--- Items ---
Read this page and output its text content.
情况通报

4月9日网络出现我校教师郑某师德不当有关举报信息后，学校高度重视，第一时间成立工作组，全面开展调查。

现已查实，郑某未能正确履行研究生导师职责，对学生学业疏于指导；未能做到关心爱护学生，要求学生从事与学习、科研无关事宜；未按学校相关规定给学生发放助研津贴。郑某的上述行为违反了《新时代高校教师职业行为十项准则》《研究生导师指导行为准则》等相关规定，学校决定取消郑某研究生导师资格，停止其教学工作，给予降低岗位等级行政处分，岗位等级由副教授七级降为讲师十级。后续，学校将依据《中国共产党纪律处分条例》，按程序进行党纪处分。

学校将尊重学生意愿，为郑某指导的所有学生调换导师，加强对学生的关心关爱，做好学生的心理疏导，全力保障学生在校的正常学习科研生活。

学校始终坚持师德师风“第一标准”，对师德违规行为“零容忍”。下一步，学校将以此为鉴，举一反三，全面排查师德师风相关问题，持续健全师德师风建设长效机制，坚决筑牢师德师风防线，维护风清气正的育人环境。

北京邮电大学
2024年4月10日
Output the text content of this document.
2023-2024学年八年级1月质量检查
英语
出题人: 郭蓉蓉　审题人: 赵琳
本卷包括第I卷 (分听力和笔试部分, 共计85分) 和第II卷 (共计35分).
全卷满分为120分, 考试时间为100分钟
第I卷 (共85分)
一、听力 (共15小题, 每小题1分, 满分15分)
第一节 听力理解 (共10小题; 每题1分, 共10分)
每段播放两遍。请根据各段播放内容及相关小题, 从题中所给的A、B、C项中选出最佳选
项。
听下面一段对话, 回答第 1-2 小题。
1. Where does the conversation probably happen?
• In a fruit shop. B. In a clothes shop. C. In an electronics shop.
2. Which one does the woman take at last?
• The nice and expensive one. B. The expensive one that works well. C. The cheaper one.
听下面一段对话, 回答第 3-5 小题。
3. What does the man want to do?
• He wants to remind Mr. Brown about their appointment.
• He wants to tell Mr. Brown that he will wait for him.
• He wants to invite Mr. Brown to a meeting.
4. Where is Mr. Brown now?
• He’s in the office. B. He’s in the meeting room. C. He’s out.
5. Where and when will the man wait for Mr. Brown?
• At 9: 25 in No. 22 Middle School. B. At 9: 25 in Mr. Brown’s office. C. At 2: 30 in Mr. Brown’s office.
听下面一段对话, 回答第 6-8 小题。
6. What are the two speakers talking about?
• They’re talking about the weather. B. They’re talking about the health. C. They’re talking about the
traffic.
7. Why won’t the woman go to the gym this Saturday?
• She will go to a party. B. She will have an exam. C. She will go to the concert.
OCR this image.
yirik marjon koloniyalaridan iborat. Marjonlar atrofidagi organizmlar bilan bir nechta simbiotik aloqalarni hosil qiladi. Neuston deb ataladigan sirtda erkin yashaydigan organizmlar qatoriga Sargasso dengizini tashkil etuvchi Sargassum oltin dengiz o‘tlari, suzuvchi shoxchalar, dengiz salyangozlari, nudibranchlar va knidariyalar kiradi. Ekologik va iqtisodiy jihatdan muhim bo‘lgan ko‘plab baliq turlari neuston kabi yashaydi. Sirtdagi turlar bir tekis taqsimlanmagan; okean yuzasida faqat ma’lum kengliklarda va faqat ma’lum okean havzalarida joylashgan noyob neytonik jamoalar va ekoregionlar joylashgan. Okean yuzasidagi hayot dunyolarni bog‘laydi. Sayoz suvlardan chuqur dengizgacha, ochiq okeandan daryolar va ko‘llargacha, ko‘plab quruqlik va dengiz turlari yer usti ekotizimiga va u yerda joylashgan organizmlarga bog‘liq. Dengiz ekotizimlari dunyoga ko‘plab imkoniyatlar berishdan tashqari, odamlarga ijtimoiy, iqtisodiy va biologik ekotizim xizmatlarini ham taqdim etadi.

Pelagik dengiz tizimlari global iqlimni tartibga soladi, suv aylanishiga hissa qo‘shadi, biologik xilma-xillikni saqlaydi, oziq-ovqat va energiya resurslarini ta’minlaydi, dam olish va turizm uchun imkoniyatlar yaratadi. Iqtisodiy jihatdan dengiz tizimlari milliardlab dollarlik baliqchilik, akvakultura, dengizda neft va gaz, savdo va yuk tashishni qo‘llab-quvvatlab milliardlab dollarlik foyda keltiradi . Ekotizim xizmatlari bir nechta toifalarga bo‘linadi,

--- What you are asked to do ---
Some lines of the data may hold the word "text". Say how many do, with nothing else.

--- Full answer ---
2